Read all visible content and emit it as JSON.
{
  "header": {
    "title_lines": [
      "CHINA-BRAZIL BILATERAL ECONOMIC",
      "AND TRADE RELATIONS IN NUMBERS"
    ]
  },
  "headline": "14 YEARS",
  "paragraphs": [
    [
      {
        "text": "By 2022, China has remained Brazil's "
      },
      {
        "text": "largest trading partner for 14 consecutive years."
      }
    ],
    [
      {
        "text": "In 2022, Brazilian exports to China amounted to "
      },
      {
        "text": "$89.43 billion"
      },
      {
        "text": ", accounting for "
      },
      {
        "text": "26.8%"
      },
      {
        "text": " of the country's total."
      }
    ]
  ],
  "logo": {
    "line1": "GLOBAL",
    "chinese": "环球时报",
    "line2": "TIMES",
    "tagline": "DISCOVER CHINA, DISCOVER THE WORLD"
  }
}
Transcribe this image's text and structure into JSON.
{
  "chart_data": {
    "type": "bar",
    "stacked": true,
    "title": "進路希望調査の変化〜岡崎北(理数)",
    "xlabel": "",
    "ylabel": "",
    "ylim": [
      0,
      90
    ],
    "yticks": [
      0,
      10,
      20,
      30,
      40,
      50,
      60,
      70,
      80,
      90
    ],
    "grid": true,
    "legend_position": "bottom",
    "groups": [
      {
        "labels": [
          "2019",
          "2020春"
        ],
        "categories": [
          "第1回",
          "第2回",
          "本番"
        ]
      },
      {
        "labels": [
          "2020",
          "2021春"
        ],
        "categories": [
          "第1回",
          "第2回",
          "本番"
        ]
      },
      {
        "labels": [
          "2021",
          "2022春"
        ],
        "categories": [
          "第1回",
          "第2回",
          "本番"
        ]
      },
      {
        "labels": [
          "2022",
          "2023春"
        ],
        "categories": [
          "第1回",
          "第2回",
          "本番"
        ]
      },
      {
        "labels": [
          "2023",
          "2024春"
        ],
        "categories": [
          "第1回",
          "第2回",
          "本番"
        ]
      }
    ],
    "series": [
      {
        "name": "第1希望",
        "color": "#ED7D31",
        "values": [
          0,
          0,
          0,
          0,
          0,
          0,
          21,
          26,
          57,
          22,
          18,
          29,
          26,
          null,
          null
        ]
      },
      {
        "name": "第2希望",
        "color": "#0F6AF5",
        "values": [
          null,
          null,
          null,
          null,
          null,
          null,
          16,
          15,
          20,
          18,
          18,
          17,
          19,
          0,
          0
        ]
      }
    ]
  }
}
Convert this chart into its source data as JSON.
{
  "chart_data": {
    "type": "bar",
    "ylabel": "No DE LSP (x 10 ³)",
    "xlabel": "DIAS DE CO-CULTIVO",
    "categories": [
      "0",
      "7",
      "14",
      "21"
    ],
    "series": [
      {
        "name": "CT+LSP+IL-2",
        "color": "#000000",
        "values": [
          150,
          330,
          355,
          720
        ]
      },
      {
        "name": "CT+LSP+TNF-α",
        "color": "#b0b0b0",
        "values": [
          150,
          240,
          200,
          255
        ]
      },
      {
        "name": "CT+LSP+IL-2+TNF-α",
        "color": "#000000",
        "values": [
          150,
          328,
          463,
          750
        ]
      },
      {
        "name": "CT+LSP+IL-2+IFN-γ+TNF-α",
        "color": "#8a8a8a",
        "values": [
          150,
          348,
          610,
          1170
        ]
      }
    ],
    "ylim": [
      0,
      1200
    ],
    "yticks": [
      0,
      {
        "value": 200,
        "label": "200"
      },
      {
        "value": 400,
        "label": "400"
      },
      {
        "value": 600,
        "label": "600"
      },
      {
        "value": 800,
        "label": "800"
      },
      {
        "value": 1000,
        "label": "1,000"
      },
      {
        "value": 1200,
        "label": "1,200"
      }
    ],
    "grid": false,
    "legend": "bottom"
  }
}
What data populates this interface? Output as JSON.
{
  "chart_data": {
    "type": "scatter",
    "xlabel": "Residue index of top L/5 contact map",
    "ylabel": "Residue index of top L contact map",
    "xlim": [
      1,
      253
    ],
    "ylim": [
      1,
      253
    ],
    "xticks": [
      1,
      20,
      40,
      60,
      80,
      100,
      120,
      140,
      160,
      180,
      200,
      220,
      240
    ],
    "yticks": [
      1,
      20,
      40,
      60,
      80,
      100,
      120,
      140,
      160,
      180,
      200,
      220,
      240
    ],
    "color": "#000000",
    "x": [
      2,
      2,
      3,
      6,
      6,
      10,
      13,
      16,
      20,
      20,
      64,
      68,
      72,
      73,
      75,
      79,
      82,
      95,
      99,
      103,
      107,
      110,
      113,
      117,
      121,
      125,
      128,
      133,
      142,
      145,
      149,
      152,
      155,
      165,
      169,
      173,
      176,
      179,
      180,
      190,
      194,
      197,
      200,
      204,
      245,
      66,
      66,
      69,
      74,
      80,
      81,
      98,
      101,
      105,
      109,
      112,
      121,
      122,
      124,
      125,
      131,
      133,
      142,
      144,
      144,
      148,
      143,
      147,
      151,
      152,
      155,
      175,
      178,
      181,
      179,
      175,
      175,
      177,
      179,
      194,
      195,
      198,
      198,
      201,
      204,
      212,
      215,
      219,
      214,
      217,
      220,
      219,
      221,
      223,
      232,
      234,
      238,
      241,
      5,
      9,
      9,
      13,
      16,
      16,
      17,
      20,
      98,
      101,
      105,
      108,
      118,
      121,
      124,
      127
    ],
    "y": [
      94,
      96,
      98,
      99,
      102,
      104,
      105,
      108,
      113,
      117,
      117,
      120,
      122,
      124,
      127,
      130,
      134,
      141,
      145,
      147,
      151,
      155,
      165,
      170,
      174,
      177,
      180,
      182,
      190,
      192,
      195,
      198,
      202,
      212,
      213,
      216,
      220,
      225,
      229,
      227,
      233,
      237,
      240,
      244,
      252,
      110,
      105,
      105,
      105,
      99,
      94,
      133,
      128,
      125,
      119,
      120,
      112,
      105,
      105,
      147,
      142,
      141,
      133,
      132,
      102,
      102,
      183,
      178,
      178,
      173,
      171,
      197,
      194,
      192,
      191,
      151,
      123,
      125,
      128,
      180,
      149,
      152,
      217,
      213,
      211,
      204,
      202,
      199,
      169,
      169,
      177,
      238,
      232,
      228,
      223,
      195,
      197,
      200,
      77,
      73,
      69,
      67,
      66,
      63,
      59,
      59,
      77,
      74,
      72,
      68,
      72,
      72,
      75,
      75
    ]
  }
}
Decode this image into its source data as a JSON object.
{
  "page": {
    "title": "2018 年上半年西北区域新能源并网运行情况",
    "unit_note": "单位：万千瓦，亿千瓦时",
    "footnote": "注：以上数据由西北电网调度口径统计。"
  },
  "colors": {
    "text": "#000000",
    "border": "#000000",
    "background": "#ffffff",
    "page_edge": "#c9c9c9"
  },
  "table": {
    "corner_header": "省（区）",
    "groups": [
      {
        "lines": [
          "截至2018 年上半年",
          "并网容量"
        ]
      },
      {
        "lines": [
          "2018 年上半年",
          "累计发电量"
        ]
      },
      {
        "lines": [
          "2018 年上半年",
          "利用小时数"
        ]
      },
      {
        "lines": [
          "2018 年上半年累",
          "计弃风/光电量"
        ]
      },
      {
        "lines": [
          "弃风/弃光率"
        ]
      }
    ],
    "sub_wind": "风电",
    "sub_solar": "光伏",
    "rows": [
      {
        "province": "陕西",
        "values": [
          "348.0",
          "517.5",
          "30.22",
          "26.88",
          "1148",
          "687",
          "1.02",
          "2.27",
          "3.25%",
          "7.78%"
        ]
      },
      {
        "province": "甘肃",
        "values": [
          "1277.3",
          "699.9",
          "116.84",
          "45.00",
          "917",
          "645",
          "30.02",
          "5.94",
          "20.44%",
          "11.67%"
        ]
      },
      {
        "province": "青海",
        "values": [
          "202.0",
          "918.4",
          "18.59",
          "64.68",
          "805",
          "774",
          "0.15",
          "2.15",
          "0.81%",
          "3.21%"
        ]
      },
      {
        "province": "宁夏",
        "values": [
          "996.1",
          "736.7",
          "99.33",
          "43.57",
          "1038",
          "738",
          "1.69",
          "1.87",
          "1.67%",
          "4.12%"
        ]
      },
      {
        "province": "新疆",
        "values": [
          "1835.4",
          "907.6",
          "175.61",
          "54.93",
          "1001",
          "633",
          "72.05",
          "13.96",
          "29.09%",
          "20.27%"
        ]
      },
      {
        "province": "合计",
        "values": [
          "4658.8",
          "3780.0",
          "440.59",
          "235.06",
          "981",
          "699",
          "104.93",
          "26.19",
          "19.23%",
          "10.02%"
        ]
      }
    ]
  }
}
------
A line counts if it holds the word "image". Work out how many lines in the listing count, and give only that number.

▶ [COMPLETE OUTPUT] 2